* Try it
Please return every line from the entries that has the string "JSON" in it.

* Figure content listings
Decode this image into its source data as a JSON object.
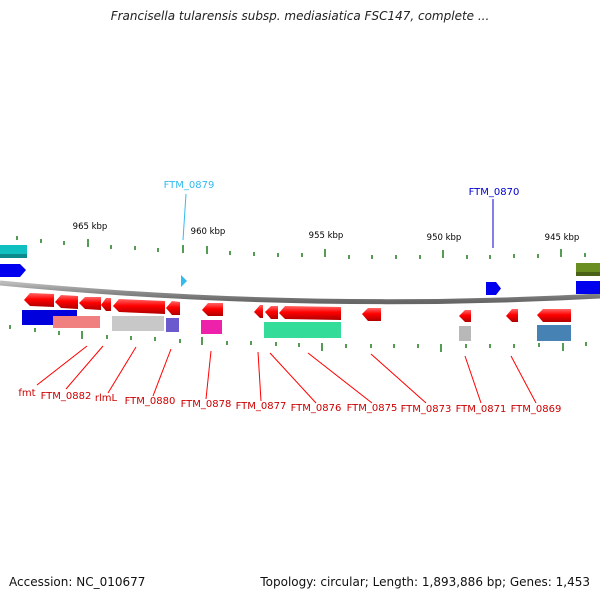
{
  "title": "Francisella tularensis subsp. mediasiatica FSC147, complete ...",
  "footer": {
    "accession": "Accession: NC_010677",
    "summary": "Topology: circular; Length: 1,893,886 bp; Genes: 1,453"
  },
  "ruler_labels": [
    "965 kbp",
    "960 kbp",
    "955 kbp",
    "950 kbp",
    "945 kbp"
  ],
  "top_callouts": [
    "FTM_0879",
    "FTM_0870"
  ],
  "gene_labels": [
    "fmt",
    "FTM_0882",
    "rlmL",
    "FTM_0880",
    "FTM_0878",
    "FTM_0877",
    "FTM_0876",
    "FTM_0875",
    "FTM_0873",
    "FTM_0871",
    "FTM_0869"
  ],
  "colors": {
    "gene_red": "#ff0000",
    "label_red": "#cc0000",
    "callout_cyan": "#33bbee",
    "callout_blue": "#0000cc",
    "tick_green": "#1a7a1a",
    "backbone_gray": "#888888"
  }
}
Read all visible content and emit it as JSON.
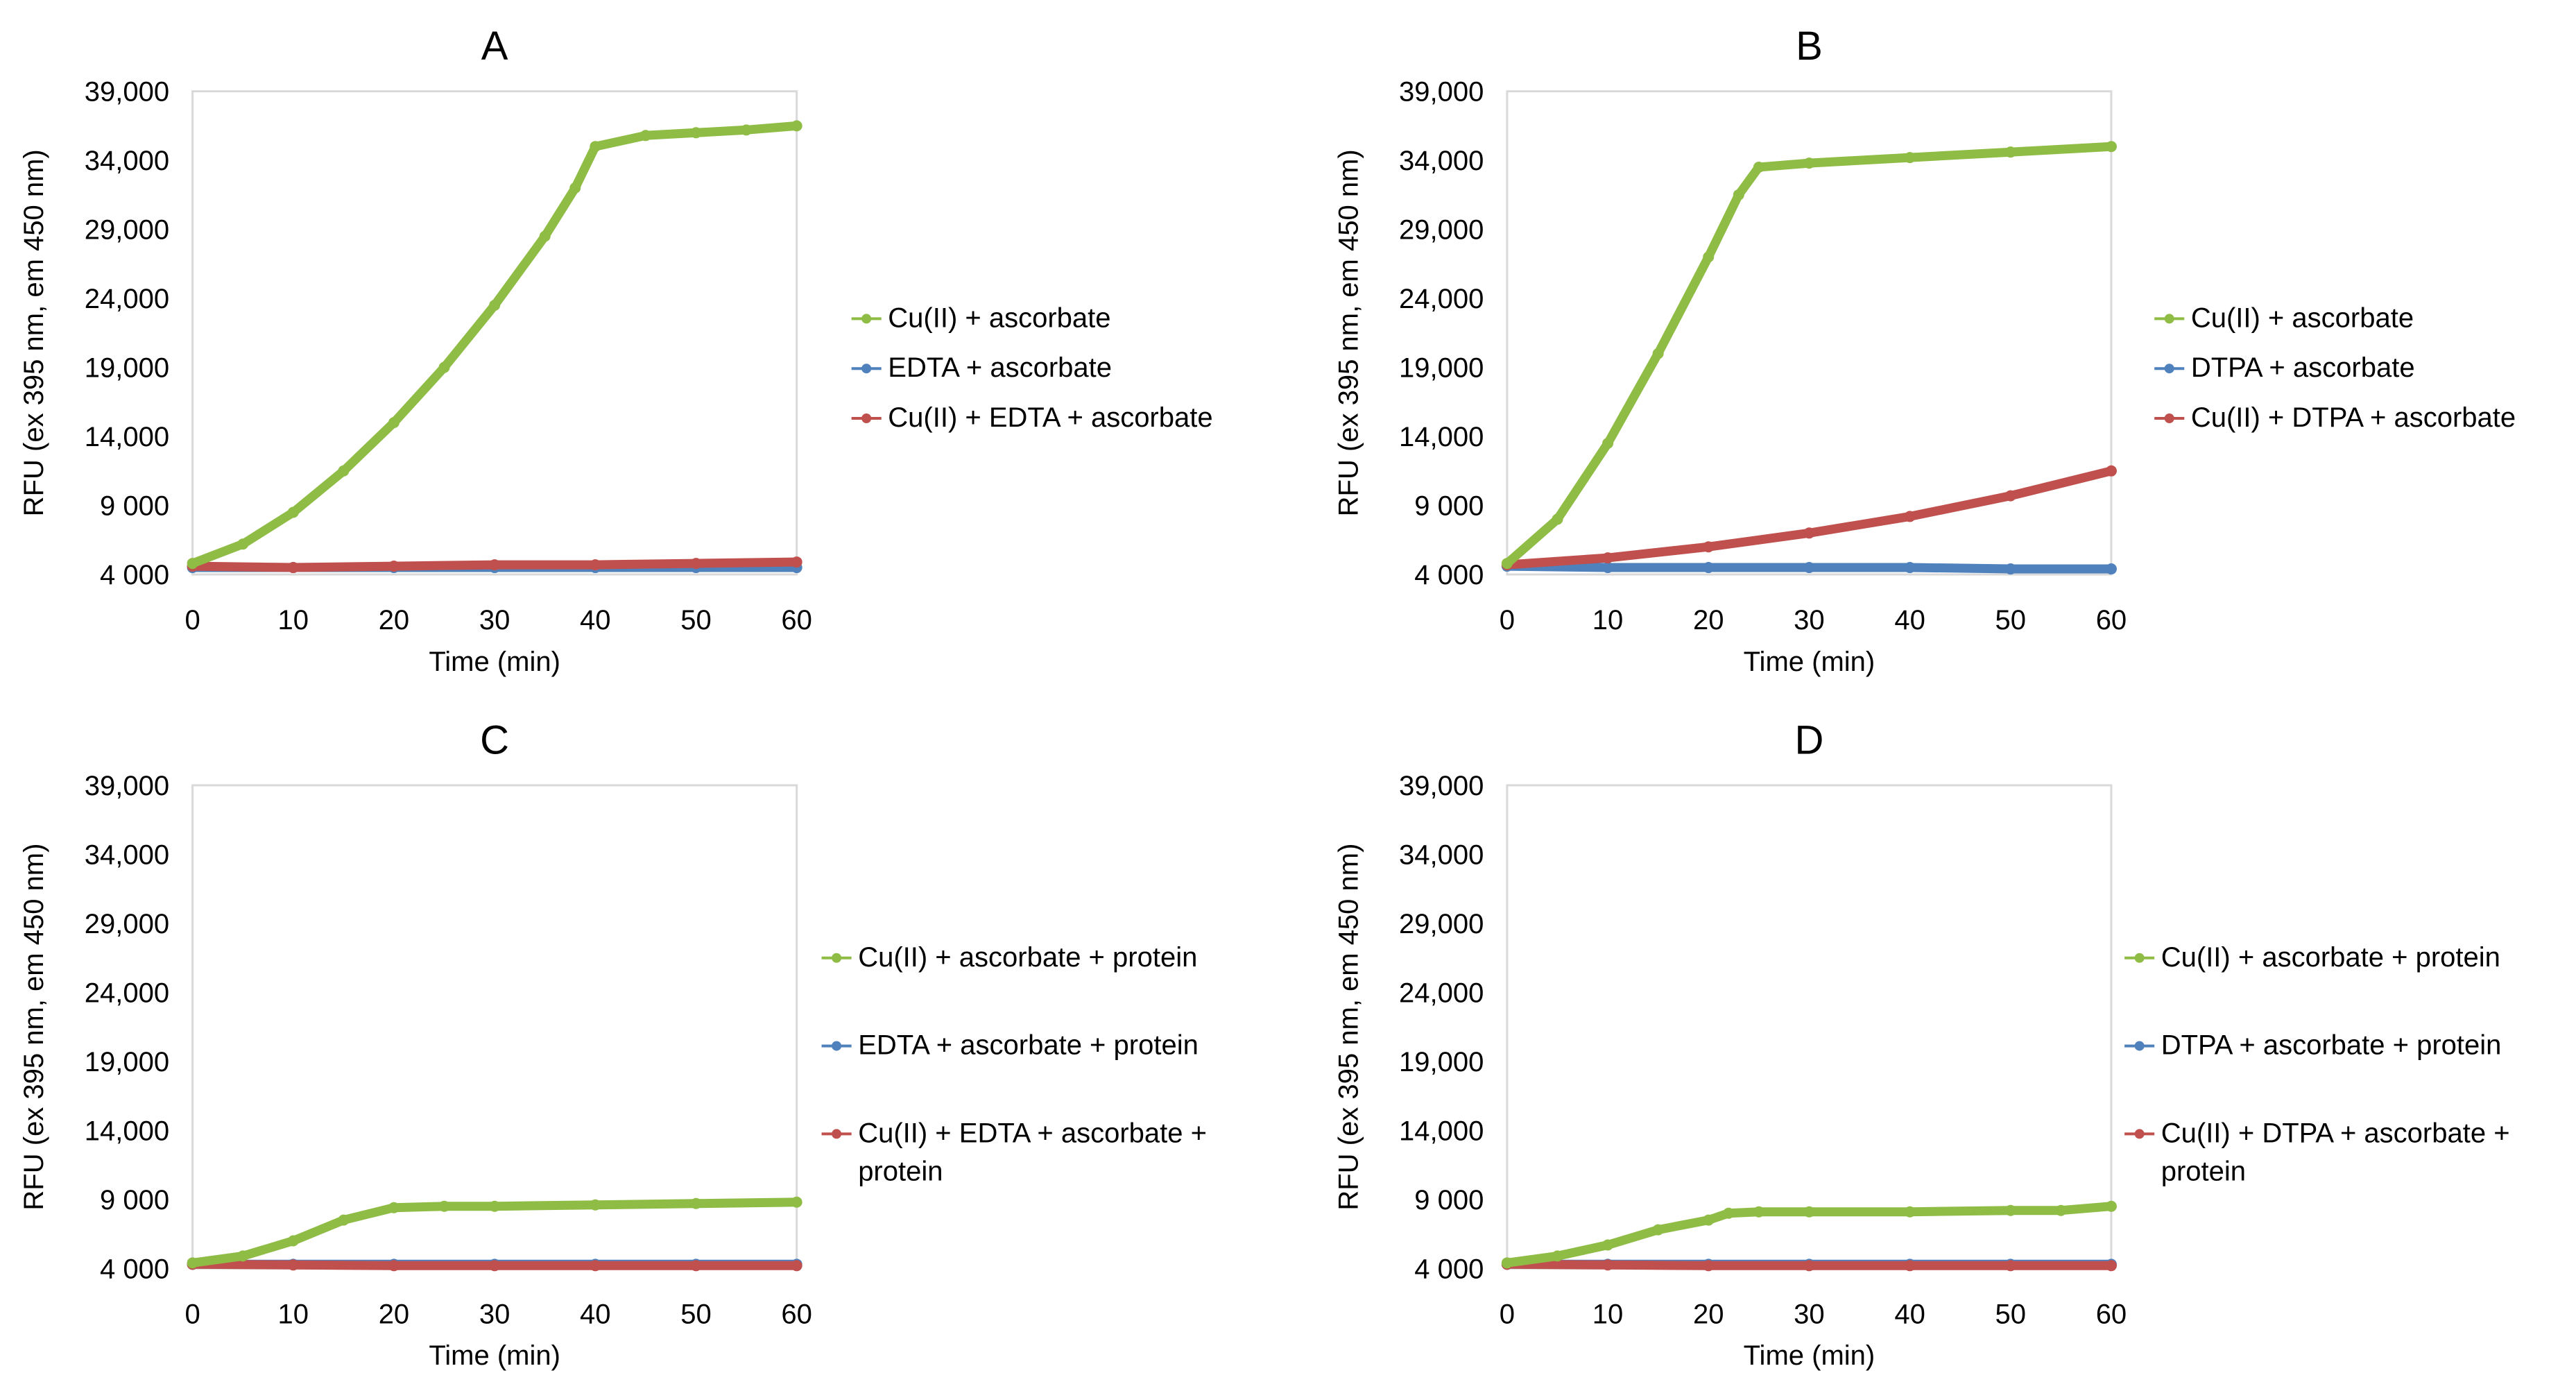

* Exercise response
Decode this image into its source data as a JSON object.
Read all visible content and emit it as JSON.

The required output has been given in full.